Dataset excerpt
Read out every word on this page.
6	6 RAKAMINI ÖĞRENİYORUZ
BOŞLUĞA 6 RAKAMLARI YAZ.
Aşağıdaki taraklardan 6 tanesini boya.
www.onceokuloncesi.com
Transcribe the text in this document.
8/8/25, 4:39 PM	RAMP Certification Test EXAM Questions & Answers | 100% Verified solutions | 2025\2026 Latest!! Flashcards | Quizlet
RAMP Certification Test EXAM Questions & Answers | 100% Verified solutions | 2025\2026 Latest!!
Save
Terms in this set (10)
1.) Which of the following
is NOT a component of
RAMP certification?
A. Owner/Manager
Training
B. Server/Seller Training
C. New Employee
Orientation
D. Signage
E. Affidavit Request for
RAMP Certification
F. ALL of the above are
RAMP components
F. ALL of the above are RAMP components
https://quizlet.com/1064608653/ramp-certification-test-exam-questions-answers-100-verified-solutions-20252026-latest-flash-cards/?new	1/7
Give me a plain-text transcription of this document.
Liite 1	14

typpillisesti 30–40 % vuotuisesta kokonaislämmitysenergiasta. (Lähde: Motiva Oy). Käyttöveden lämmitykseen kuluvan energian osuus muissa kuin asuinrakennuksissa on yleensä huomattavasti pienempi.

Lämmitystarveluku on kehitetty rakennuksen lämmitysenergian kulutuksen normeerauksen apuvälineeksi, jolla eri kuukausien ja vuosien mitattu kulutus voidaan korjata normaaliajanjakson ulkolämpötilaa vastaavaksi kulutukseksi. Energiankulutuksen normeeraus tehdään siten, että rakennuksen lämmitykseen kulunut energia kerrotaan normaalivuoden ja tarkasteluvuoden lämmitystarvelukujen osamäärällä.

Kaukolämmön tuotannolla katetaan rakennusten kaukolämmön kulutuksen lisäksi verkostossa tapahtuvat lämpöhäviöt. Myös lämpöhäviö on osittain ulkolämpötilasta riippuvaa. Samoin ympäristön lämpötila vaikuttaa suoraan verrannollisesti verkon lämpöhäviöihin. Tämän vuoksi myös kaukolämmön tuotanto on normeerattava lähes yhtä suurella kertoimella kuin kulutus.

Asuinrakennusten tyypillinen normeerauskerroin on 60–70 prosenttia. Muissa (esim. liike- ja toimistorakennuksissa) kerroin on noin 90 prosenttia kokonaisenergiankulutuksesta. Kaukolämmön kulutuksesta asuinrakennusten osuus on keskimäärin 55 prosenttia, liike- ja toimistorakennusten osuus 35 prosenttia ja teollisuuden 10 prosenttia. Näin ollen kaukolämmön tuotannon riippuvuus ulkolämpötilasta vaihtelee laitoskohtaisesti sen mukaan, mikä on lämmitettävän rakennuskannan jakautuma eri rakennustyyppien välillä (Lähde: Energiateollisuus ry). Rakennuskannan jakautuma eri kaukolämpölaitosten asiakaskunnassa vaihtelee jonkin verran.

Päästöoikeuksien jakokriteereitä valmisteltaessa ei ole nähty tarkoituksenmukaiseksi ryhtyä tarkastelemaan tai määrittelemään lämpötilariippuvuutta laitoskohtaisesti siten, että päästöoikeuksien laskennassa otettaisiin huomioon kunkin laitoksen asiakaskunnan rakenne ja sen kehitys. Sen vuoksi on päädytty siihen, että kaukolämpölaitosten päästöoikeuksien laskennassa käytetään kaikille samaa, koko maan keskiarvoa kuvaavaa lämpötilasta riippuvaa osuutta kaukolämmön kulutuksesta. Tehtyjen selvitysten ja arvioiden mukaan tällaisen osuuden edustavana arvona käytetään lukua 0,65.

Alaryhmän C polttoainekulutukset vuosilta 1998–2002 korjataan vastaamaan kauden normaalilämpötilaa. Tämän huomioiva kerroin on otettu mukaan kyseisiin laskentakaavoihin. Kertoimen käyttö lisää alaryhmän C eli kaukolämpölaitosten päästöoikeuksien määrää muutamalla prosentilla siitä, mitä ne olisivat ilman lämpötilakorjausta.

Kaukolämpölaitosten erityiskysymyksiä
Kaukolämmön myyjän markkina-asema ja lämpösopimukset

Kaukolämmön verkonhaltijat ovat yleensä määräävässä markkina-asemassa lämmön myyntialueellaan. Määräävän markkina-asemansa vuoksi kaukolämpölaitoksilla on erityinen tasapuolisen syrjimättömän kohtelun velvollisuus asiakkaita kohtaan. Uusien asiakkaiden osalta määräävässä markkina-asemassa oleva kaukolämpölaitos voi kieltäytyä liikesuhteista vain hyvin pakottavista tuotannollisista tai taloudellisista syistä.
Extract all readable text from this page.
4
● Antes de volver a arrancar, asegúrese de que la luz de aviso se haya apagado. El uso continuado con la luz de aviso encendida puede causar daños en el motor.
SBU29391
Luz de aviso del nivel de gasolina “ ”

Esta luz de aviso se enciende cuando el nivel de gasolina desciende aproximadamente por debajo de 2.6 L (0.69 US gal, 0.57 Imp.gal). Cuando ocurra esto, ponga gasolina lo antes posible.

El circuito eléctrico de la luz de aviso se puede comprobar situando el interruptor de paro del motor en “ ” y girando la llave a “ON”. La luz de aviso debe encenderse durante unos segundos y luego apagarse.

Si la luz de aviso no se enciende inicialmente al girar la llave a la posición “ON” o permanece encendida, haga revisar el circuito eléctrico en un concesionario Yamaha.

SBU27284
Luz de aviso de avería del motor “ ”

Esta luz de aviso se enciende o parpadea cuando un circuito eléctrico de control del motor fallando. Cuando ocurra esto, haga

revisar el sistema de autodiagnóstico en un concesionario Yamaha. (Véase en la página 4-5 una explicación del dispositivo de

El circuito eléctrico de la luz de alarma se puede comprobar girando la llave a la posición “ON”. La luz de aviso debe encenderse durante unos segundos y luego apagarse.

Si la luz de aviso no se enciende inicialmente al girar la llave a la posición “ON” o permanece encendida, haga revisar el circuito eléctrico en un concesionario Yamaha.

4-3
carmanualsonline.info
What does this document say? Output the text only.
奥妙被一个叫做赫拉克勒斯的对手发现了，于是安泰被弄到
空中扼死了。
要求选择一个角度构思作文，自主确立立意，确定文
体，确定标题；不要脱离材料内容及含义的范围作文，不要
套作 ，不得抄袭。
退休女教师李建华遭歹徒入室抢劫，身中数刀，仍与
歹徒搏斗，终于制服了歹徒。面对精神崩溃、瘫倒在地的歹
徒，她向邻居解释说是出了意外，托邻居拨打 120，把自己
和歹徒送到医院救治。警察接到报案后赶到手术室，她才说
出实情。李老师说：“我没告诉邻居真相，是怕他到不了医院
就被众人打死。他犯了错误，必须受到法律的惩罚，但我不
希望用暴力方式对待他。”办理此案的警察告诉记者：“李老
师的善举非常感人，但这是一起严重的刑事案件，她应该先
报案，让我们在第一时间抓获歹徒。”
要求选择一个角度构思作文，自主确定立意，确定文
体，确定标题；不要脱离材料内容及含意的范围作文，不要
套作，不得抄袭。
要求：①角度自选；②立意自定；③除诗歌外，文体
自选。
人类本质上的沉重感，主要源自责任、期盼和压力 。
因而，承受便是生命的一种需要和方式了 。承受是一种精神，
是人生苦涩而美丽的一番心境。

» **Exercise description**:
Transcribe all of the entries without altering anything.

» **Answer to this problem**:
Read out every word on this page.
6	6 RAKAMINI ÖĞRENİYORUZ
BOŞLUĞA 6 RAKAMLARI YAZ.
Aşağıdaki taraklardan 6 tanesini boya.
www.onceokuloncesi.com
Transcribe the text in this document.
8/8/25, 4:39 PM	RAMP Certification Test EXAM Questions & Answers | 100% Verified solutions | 2025\2026 Latest!! Flashcards | Quizlet
RAMP Certification Test EXAM Questions & Answers | 100% Verified solutions | 2025\2026 Latest!!
Save
Terms in this set (10)
1.) Which of the following
is NOT a component of
RAMP certification?
A. Owner/Manager
Training
B. Server/Seller Training
C. New Employee
Orientation
D. Signage
E. Affidavit Request for
RAMP Certification
F. ALL of the above are
RAMP components
F. ALL of the above are RAMP components
https://quizlet.com/1064608653/ramp-certification-test-exam-questions-answers-100-verified-solutions-20252026-latest-flash-cards/?new	1/7
Give me a plain-text transcription of this document.
Liite 1	14

typpillisesti 30–40 % vuotuisesta kokonaislämmitysenergiasta. (Lähde: Motiva Oy). Käyttöveden lämmitykseen kuluvan energian osuus muissa kuin asuinrakennuksissa on yleensä huomattavasti pienempi.

Lämmitystarveluku on kehitetty rakennuksen lämmitysenergian kulutuksen normeerauksen apuvälineeksi, jolla eri kuukausien ja vuosien mitattu kulutus voidaan korjata normaaliajanjakson ulkolämpötilaa vastaavaksi kulutukseksi. Energiankulutuksen normeeraus tehdään siten, että rakennuksen lämmitykseen kulunut energia kerrotaan normaalivuoden ja tarkasteluvuoden lämmitystarvelukujen osamäärällä.

Kaukolämmön tuotannolla katetaan rakennusten kaukolämmön kulutuksen lisäksi verkostossa tapahtuvat lämpöhäviöt. Myös lämpöhäviö on osittain ulkolämpötilasta riippuvaa. Samoin ympäristön lämpötila vaikuttaa suoraan verrannollisesti verkon lämpöhäviöihin. Tämän vuoksi myös kaukolämmön tuotanto on normeerattava lähes yhtä suurella kertoimella kuin kulutus.

Asuinrakennusten tyypillinen normeerauskerroin on 60–70 prosenttia. Muissa (esim. liike- ja toimistorakennuksissa) kerroin on noin 90 prosenttia kokonaisenergiankulutuksesta. Kaukolämmön kulutuksesta asuinrakennusten osuus on keskimäärin 55 prosenttia, liike- ja toimistorakennusten osuus 35 prosenttia ja teollisuuden 10 prosenttia. Näin ollen kaukolämmön tuotannon riippuvuus ulkolämpötilasta vaihtelee laitoskohtaisesti sen mukaan, mikä on lämmitettävän rakennuskannan jakautuma eri rakennustyyppien välillä (Lähde: Energiateollisuus ry). Rakennuskannan jakautuma eri kaukolämpölaitosten asiakaskunnassa vaihtelee jonkin verran.

Päästöoikeuksien jakokriteereitä valmisteltaessa ei ole nähty tarkoituksenmukaiseksi ryhtyä tarkastelemaan tai määrittelemään lämpötilariippuvuutta laitoskohtaisesti siten, että päästöoikeuksien laskennassa otettaisiin huomioon kunkin laitoksen asiakaskunnan rakenne ja sen kehitys. Sen vuoksi on päädytty siihen, että kaukolämpölaitosten päästöoikeuksien laskennassa käytetään kaikille samaa, koko maan keskiarvoa kuvaavaa lämpötilasta riippuvaa osuutta kaukolämmön kulutuksesta. Tehtyjen selvitysten ja arvioiden mukaan tällaisen osuuden edustavana arvona käytetään lukua 0,65.

Alaryhmän C polttoainekulutukset vuosilta 1998–2002 korjataan vastaamaan kauden normaalilämpötilaa. Tämän huomioiva kerroin on otettu mukaan kyseisiin laskentakaavoihin. Kertoimen käyttö lisää alaryhmän C eli kaukolämpölaitosten päästöoikeuksien määrää muutamalla prosentilla siitä, mitä ne olisivat ilman lämpötilakorjausta.

Kaukolämpölaitosten erityiskysymyksiä
Kaukolämmön myyjän markkina-asema ja lämpösopimukset

Kaukolämmön verkonhaltijat ovat yleensä määräävässä markkina-asemassa lämmön myyntialueellaan. Määräävän markkina-asemansa vuoksi kaukolämpölaitoksilla on erityinen tasapuolisen syrjimättömän kohtelun velvollisuus asiakkaita kohtaan. Uusien asiakkaiden osalta määräävässä markkina-asemassa oleva kaukolämpölaitos voi kieltäytyä liikesuhteista vain hyvin pakottavista tuotannollisista tai taloudellisista syistä.
Extract all readable text from this page.
4
● Antes de volver a arrancar, asegúrese de que la luz de aviso se haya apagado. El uso continuado con la luz de aviso encendida puede causar daños en el motor.
SBU29391
Luz de aviso del nivel de gasolina “ ”

Esta luz de aviso se enciende cuando el nivel de gasolina desciende aproximadamente por debajo de 2.6 L (0.69 US gal, 0.57 Imp.gal). Cuando ocurra esto, ponga gasolina lo antes posible.

El circuito eléctrico de la luz de aviso se puede comprobar situando el interruptor de paro del motor en “ ” y girando la llave a “ON”. La luz de aviso debe encenderse durante unos segundos y luego apagarse.

Si la luz de aviso no se enciende inicialmente al girar la llave a la posición “ON” o permanece encendida, haga revisar el circuito eléctrico en un concesionario Yamaha.

SBU27284
Luz de aviso de avería del motor “ ”

Esta luz de aviso se enciende o parpadea cuando un circuito eléctrico de control del motor fallando. Cuando ocurra esto, haga

revisar el sistema de autodiagnóstico en un concesionario Yamaha. (Véase en la página 4-5 una explicación del dispositivo de

El circuito eléctrico de la luz de alarma se puede comprobar girando la llave a la posición “ON”. La luz de aviso debe encenderse durante unos segundos y luego apagarse.

Si la luz de aviso no se enciende inicialmente al girar la llave a la posición “ON” o permanece encendida, haga revisar el circuito eléctrico en un concesionario Yamaha.

4-3
carmanualsonline.info
What does this document say? Output the text only.
奥妙被一个叫做赫拉克勒斯的对手发现了，于是安泰被弄到
空中扼死了。
要求选择一个角度构思作文，自主确立立意，确定文
体，确定标题；不要脱离材料内容及含义的范围作文，不要
套作 ，不得抄袭。
退休女教师李建华遭歹徒入室抢劫，身中数刀，仍与
歹徒搏斗，终于制服了歹徒。面对精神崩溃、瘫倒在地的歹
徒，她向邻居解释说是出了意外，托邻居拨打 120，把自己
和歹徒送到医院救治。警察接到报案后赶到手术室，她才说
出实情。李老师说：“我没告诉邻居真相，是怕他到不了医院
就被众人打死。他犯了错误，必须受到法律的惩罚，但我不
希望用暴力方式对待他。”办理此案的警察告诉记者：“李老
师的善举非常感人，但这是一起严重的刑事案件，她应该先
报案，让我们在第一时间抓获歹徒。”
要求选择一个角度构思作文，自主确定立意，确定文
体，确定标题；不要脱离材料内容及含意的范围作文，不要
套作，不得抄袭。
要求：①角度自选；②立意自定；③除诗歌外，文体
自选。
人类本质上的沉重感，主要源自责任、期盼和压力 。
因而，承受便是生命的一种需要和方式了 。承受是一种精神，
是人生苦涩而美丽的一番心境。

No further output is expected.